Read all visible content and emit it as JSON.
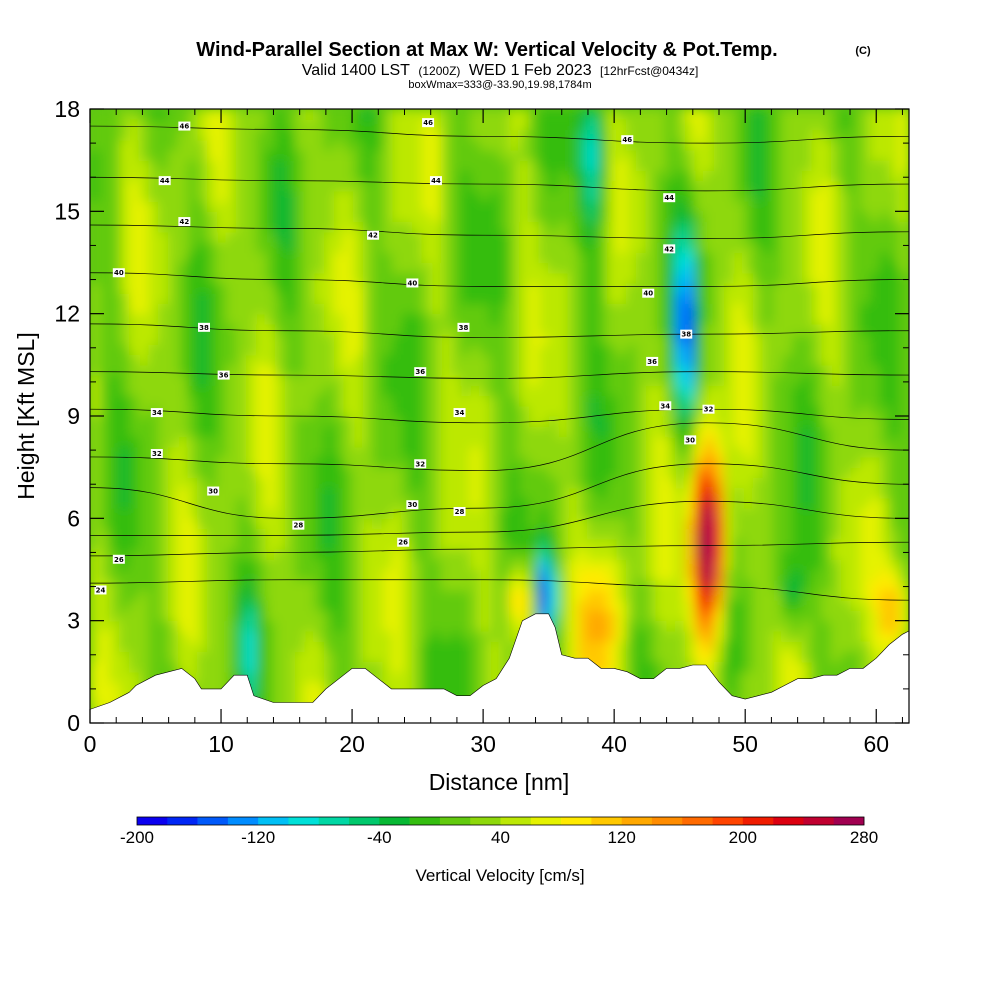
{
  "chart_data": {
    "type": "heatmap",
    "title": "Wind-Parallel Section at Max W: Vertical Velocity & Pot.Temp.",
    "title_mark": "(C)",
    "subtitle": {
      "valid": "Valid 1400 LST",
      "utc": "(1200Z)",
      "date": "WED 1 Feb 2023",
      "forecast": "[12hrFcst@0434z]"
    },
    "subtitle2": "boxWmax=333@-33.90,19.98,1784m",
    "xlabel": "Distance [nm]",
    "ylabel": "Height [Kft MSL]",
    "xlim": [
      0,
      62.5
    ],
    "ylim": [
      0,
      18
    ],
    "xticks": [
      0,
      10,
      20,
      30,
      40,
      50,
      60
    ],
    "yticks": [
      0,
      3,
      6,
      9,
      12,
      15,
      18
    ],
    "colorbar": {
      "label": "Vertical Velocity [cm/s]",
      "min": -200,
      "max": 280,
      "step": 20,
      "tick_values": [
        -200,
        -120,
        -40,
        40,
        120,
        200,
        280
      ],
      "tick_labels": [
        "-200",
        "-120",
        "-40",
        "40",
        "120",
        "200",
        "280"
      ],
      "colors": [
        "#0a00f0",
        "#0026f5",
        "#0059fa",
        "#008cff",
        "#00bff5",
        "#00e0d8",
        "#00d7a4",
        "#00c86c",
        "#07b833",
        "#34bd10",
        "#62ca0e",
        "#8ed80a",
        "#bce805",
        "#e5f200",
        "#ffea00",
        "#ffc800",
        "#ffa800",
        "#ff8c00",
        "#ff6a00",
        "#ff4400",
        "#f01c00",
        "#dc0010",
        "#c00030",
        "#a00050"
      ]
    },
    "updraft_peak_w": 280,
    "downdraft_peak_w": -200,
    "terrain_profile": [
      [
        0,
        0.4
      ],
      [
        1.5,
        0.6
      ],
      [
        3,
        0.9
      ],
      [
        3.5,
        1.1
      ],
      [
        5,
        1.4
      ],
      [
        7,
        1.6
      ],
      [
        8,
        1.3
      ],
      [
        8.5,
        1.0
      ],
      [
        10,
        1.0
      ],
      [
        10.5,
        1.2
      ],
      [
        11,
        1.4
      ],
      [
        12,
        1.4
      ],
      [
        12.5,
        0.8
      ],
      [
        14,
        0.6
      ],
      [
        15,
        0.6
      ],
      [
        16,
        0.6
      ],
      [
        17,
        0.6
      ],
      [
        18,
        1.0
      ],
      [
        19,
        1.3
      ],
      [
        20,
        1.6
      ],
      [
        21,
        1.6
      ],
      [
        22,
        1.3
      ],
      [
        23,
        1.0
      ],
      [
        25,
        1.0
      ],
      [
        27,
        1.0
      ],
      [
        28,
        0.8
      ],
      [
        29,
        0.8
      ],
      [
        30,
        1.1
      ],
      [
        31,
        1.3
      ],
      [
        32,
        1.9
      ],
      [
        33,
        3.0
      ],
      [
        34,
        3.2
      ],
      [
        35,
        3.2
      ],
      [
        35.5,
        2.8
      ],
      [
        36,
        2.0
      ],
      [
        37,
        1.9
      ],
      [
        38,
        1.9
      ],
      [
        39,
        1.6
      ],
      [
        40,
        1.6
      ],
      [
        41,
        1.5
      ],
      [
        42,
        1.3
      ],
      [
        43,
        1.3
      ],
      [
        44,
        1.6
      ],
      [
        45,
        1.6
      ],
      [
        46,
        1.7
      ],
      [
        47,
        1.7
      ],
      [
        48,
        1.2
      ],
      [
        49,
        0.8
      ],
      [
        50,
        0.7
      ],
      [
        51,
        0.8
      ],
      [
        52,
        0.9
      ],
      [
        53,
        1.1
      ],
      [
        54,
        1.3
      ],
      [
        55,
        1.3
      ],
      [
        56,
        1.4
      ],
      [
        57,
        1.4
      ],
      [
        58,
        1.6
      ],
      [
        59,
        1.6
      ],
      [
        60,
        1.9
      ],
      [
        61,
        2.3
      ],
      [
        62,
        2.6
      ],
      [
        62.5,
        2.7
      ]
    ],
    "theta_contours": [
      {
        "value": 24,
        "heights": [
          4.1,
          4.2,
          4.2,
          4.0,
          3.6
        ]
      },
      {
        "value": 26,
        "heights": [
          4.9,
          5.0,
          5.1,
          5.2,
          5.3
        ]
      },
      {
        "value": 28,
        "heights": [
          5.5,
          5.5,
          5.6,
          6.5,
          6.0
        ]
      },
      {
        "value": 30,
        "heights": [
          6.9,
          6.0,
          6.3,
          7.6,
          7.0
        ]
      },
      {
        "value": 32,
        "heights": [
          7.8,
          7.6,
          7.4,
          8.8,
          8.0
        ]
      },
      {
        "value": 34,
        "heights": [
          9.2,
          9.0,
          8.8,
          9.2,
          8.9
        ]
      },
      {
        "value": 36,
        "heights": [
          10.3,
          10.2,
          10.1,
          10.3,
          10.2
        ]
      },
      {
        "value": 38,
        "heights": [
          11.7,
          11.5,
          11.3,
          11.4,
          11.5
        ]
      },
      {
        "value": 40,
        "heights": [
          13.2,
          13.0,
          12.8,
          12.8,
          13.0
        ]
      },
      {
        "value": 42,
        "heights": [
          14.6,
          14.5,
          14.3,
          14.2,
          14.4
        ]
      },
      {
        "value": 44,
        "heights": [
          16.0,
          15.9,
          15.8,
          15.6,
          15.8
        ]
      },
      {
        "value": 46,
        "heights": [
          17.5,
          17.4,
          17.2,
          17.0,
          17.2
        ]
      }
    ],
    "theta_contour_x": [
      0,
      15,
      30,
      47,
      62.5
    ],
    "contour_labels": [
      {
        "text": "46",
        "x": 7.2,
        "y": 17.5
      },
      {
        "text": "46",
        "x": 25.8,
        "y": 17.6
      },
      {
        "text": "46",
        "x": 41.0,
        "y": 17.1
      },
      {
        "text": "44",
        "x": 5.7,
        "y": 15.9
      },
      {
        "text": "44",
        "x": 26.4,
        "y": 15.9
      },
      {
        "text": "44",
        "x": 44.2,
        "y": 15.4
      },
      {
        "text": "42",
        "x": 7.2,
        "y": 14.7
      },
      {
        "text": "42",
        "x": 21.6,
        "y": 14.3
      },
      {
        "text": "42",
        "x": 44.2,
        "y": 13.9
      },
      {
        "text": "40",
        "x": 2.2,
        "y": 13.2
      },
      {
        "text": "40",
        "x": 24.6,
        "y": 12.9
      },
      {
        "text": "40",
        "x": 42.6,
        "y": 12.6
      },
      {
        "text": "38",
        "x": 8.7,
        "y": 11.6
      },
      {
        "text": "38",
        "x": 28.5,
        "y": 11.6
      },
      {
        "text": "38",
        "x": 45.5,
        "y": 11.4
      },
      {
        "text": "36",
        "x": 10.2,
        "y": 10.2
      },
      {
        "text": "36",
        "x": 25.2,
        "y": 10.3
      },
      {
        "text": "36",
        "x": 42.9,
        "y": 10.6
      },
      {
        "text": "34",
        "x": 5.1,
        "y": 9.1
      },
      {
        "text": "34",
        "x": 28.2,
        "y": 9.1
      },
      {
        "text": "34",
        "x": 43.9,
        "y": 9.3
      },
      {
        "text": "32",
        "x": 5.1,
        "y": 7.9
      },
      {
        "text": "32",
        "x": 25.2,
        "y": 7.6
      },
      {
        "text": "32",
        "x": 47.2,
        "y": 9.2
      },
      {
        "text": "30",
        "x": 9.4,
        "y": 6.8
      },
      {
        "text": "30",
        "x": 24.6,
        "y": 6.4
      },
      {
        "text": "30",
        "x": 45.8,
        "y": 8.3
      },
      {
        "text": "28",
        "x": 15.9,
        "y": 5.8
      },
      {
        "text": "28",
        "x": 28.2,
        "y": 6.2
      },
      {
        "text": "26",
        "x": 2.2,
        "y": 4.8
      },
      {
        "text": "26",
        "x": 23.9,
        "y": 5.3
      },
      {
        "text": "24",
        "x": 0.8,
        "y": 3.9
      }
    ]
  }
}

+ + + + +

> [Instruction]: Reply with nothing but the number of lines in the data above that contain "Vertical".

> [Expected answer]: 2